### [Stated task]
Can you transcribe the data exactly? Leave the pictures out.

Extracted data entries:
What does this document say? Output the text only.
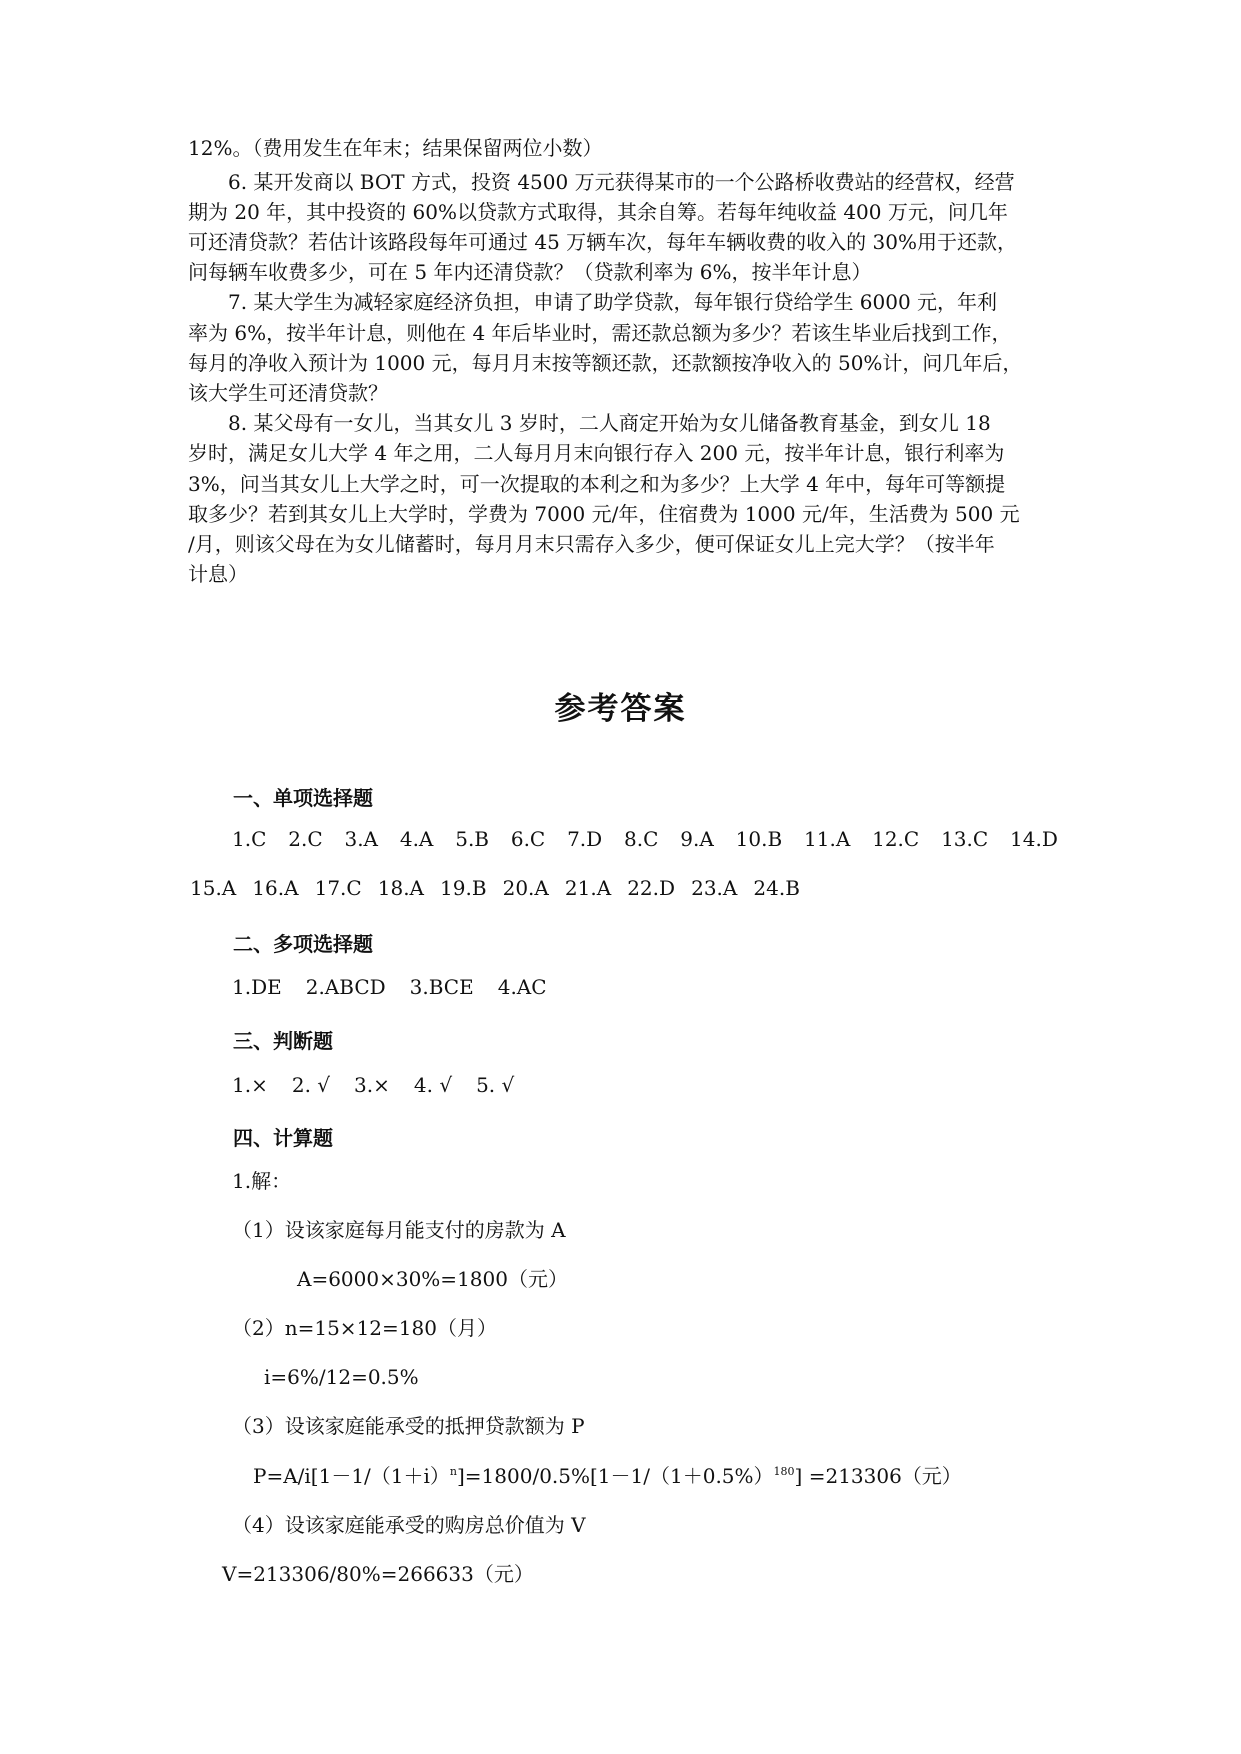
12%。（费用发生在年末；结果保留两位小数）
6. 某开发商以 BOT 方式，投资 4500 万元获得某市的一个公路桥收费站的经营权，经营
期为 20 年，其中投资的 60%以贷款方式取得，其余自筹。若每年纯收益 400 万元，问几年
可还清贷款？若估计该路段每年可通过 45 万辆车次，每年车辆收费的收入的 30%用于还款，
问每辆车收费多少，可在 5 年内还清贷款？（贷款利率为 6%，按半年计息）
7. 某大学生为减轻家庭经济负担，申请了助学贷款，每年银行贷给学生 6000 元，年利
率为 6%，按半年计息，则他在 4 年后毕业时，需还款总额为多少？若该生毕业后找到工作，
每月的净收入预计为 1000 元，每月月末按等额还款，还款额按净收入的 50%计，问几年后，
该大学生可还清贷款？
8. 某父母有一女儿，当其女儿 3 岁时，二人商定开始为女儿储备教育基金，到女儿 18
岁时，满足女儿大学 4 年之用，二人每月月末向银行存入 200 元，按半年计息，银行利率为
3%，问当其女儿上大学之时，可一次提取的本利之和为多少？上大学 4 年中，每年可等额提
取多少？若到其女儿上大学时，学费为 7000 元/年，住宿费为 1000 元/年，生活费为 500 元
/月，则该父母在为女儿储蓄时，每月月末只需存入多少，便可保证女儿上完大学？（按半年
计息）
参考答案
一、单项选择题
1.C 2.C 3.A 4.A 5.B 6.C 7.D 8.C 9.A 10.B 11.A 12.C 13.C 14.D
15.A 16.A 17.C 18.A 19.B 20.A 21.A 22.D 23.A 24.B
二、多项选择题
1.DE 2.ABCD 3.BCE 4.AC
三、判断题
1.× 2. √ 3.× 4. √ 5. √
四、计算题
1.解：
（1）设该家庭每月能支付的房款为 A
A=6000×30%=1800（元）
（2）n=15×12=180（月）
i=6%/12=0.5%
（3）设该家庭能承受的抵押贷款额为 P
$P=A/i[1-1/(1+i)^n]=1800/0.5\%[1-1/(1+0.5\%)^{180}] =213306$（元）
（4）设该家庭能承受的购房总价值为 V
V=213306/80%=266633（元）
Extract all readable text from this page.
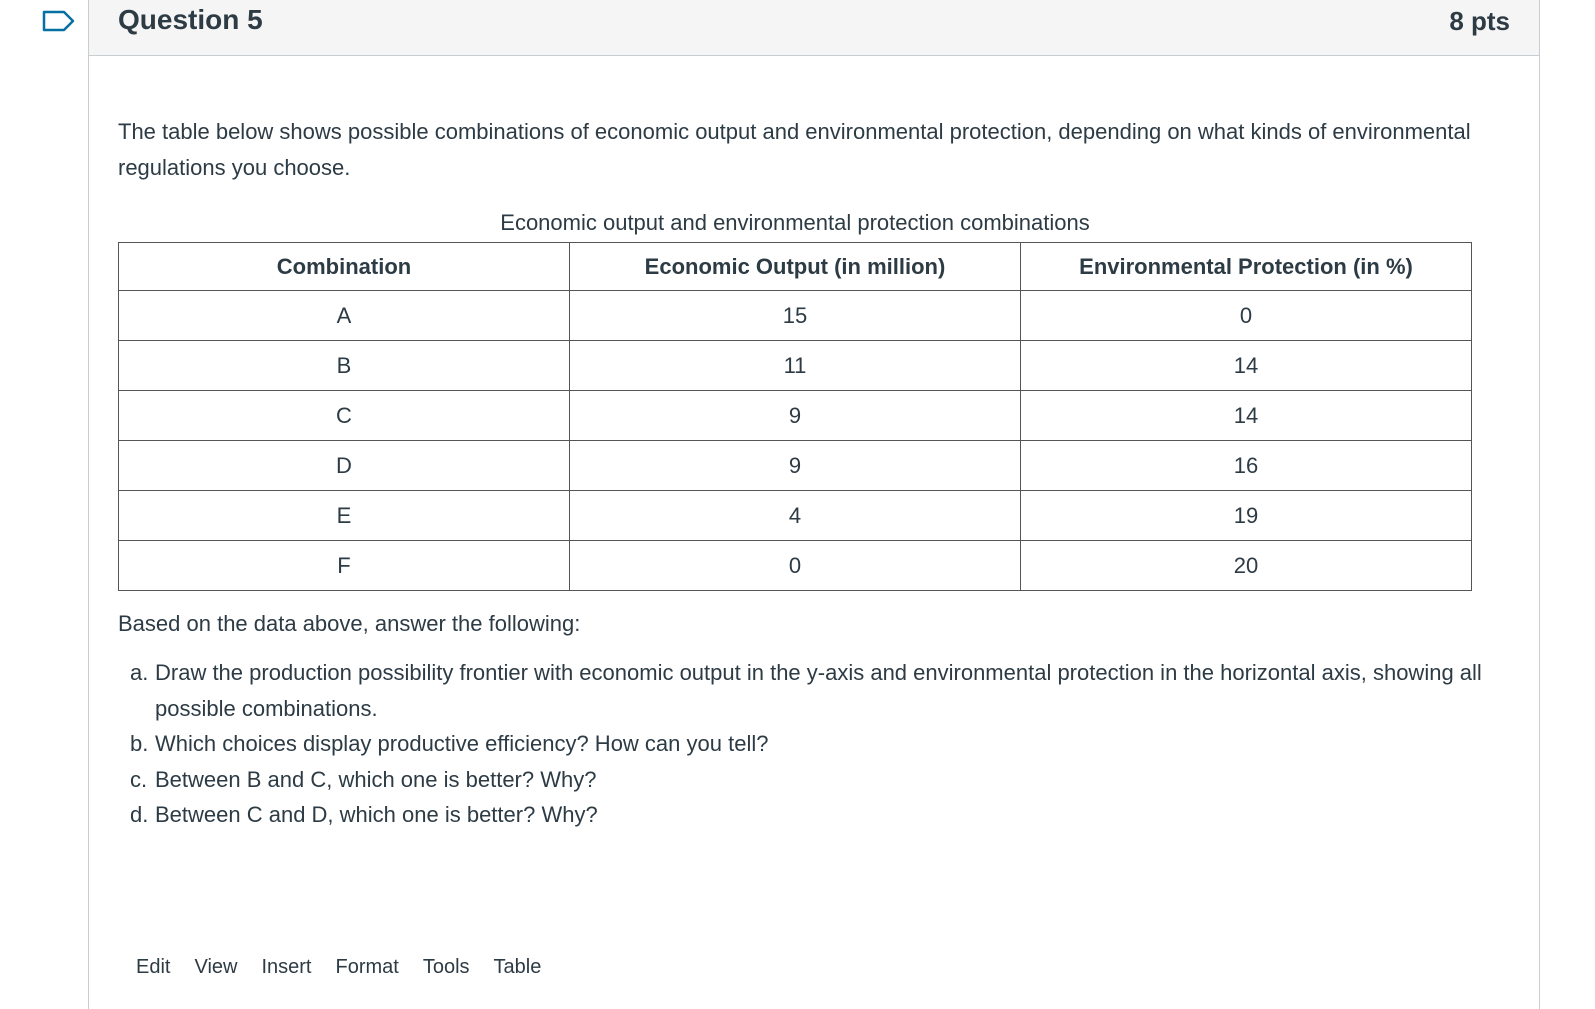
Question 5	8 pts

The table below shows possible combinations of economic output and environmental protection, depending on what kinds of environmental regulations you choose.

Economic output and environmental protection combinations
Combination	Economic Output (in million)	Environmental Protection (in %)
A	15	0
B	11	14
C	9	14
D	9	16
E	4	19
F	0	20
Based on the data above, answer the following:
a. Draw the production possibility frontier with economic output in the y-axis and environmental protection in the horizontal axis, showing all possible combinations.
b. Which choices display productive efficiency? How can you tell?
c. Between B and C, which one is better? Why?
d. Between C and D, which one is better? Why?
Edit View Insert Format Tools Table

### [Solution below]
What does this document say? Output the text only.
12%。（费用发生在年末；结果保留两位小数）
6. 某开发商以 BOT 方式，投资 4500 万元获得某市的一个公路桥收费站的经营权，经营
期为 20 年，其中投资的 60%以贷款方式取得，其余自筹。若每年纯收益 400 万元，问几年
可还清贷款？若估计该路段每年可通过 45 万辆车次，每年车辆收费的收入的 30%用于还款，
问每辆车收费多少，可在 5 年内还清贷款？（贷款利率为 6%，按半年计息）
7. 某大学生为减轻家庭经济负担，申请了助学贷款，每年银行贷给学生 6000 元，年利
率为 6%，按半年计息，则他在 4 年后毕业时，需还款总额为多少？若该生毕业后找到工作，
每月的净收入预计为 1000 元，每月月末按等额还款，还款额按净收入的 50%计，问几年后，
该大学生可还清贷款？
8. 某父母有一女儿，当其女儿 3 岁时，二人商定开始为女儿储备教育基金，到女儿 18
岁时，满足女儿大学 4 年之用，二人每月月末向银行存入 200 元，按半年计息，银行利率为
3%，问当其女儿上大学之时，可一次提取的本利之和为多少？上大学 4 年中，每年可等额提
取多少？若到其女儿上大学时，学费为 7000 元/年，住宿费为 1000 元/年，生活费为 500 元
/月，则该父母在为女儿储蓄时，每月月末只需存入多少，便可保证女儿上完大学？（按半年
计息）
参考答案
一、单项选择题
1.C 2.C 3.A 4.A 5.B 6.C 7.D 8.C 9.A 10.B 11.A 12.C 13.C 14.D
15.A 16.A 17.C 18.A 19.B 20.A 21.A 22.D 23.A 24.B
二、多项选择题
1.DE 2.ABCD 3.BCE 4.AC
三、判断题
1.× 2. √ 3.× 4. √ 5. √
四、计算题
1.解：
（1）设该家庭每月能支付的房款为 A
A=6000×30%=1800（元）
（2）n=15×12=180（月）
i=6%/12=0.5%
（3）设该家庭能承受的抵押贷款额为 P
$P=A/i[1-1/(1+i)^n]=1800/0.5\%[1-1/(1+0.5\%)^{180}] =213306$（元）
（4）设该家庭能承受的购房总价值为 V
V=213306/80%=266633（元）
Extract all readable text from this page.
Question 5	8 pts

The table below shows possible combinations of economic output and environmental protection, depending on what kinds of environmental regulations you choose.

Economic output and environmental protection combinations
Combination	Economic Output (in million)	Environmental Protection (in %)
A	15	0
B	11	14
C	9	14
D	9	16
E	4	19
F	0	20
Based on the data above, answer the following:
a. Draw the production possibility frontier with economic output in the y-axis and environmental protection in the horizontal axis, showing all possible combinations.
b. Which choices display productive efficiency? How can you tell?
c. Between B and C, which one is better? Why?
d. Between C and D, which one is better? Why?
Edit View Insert Format Tools Table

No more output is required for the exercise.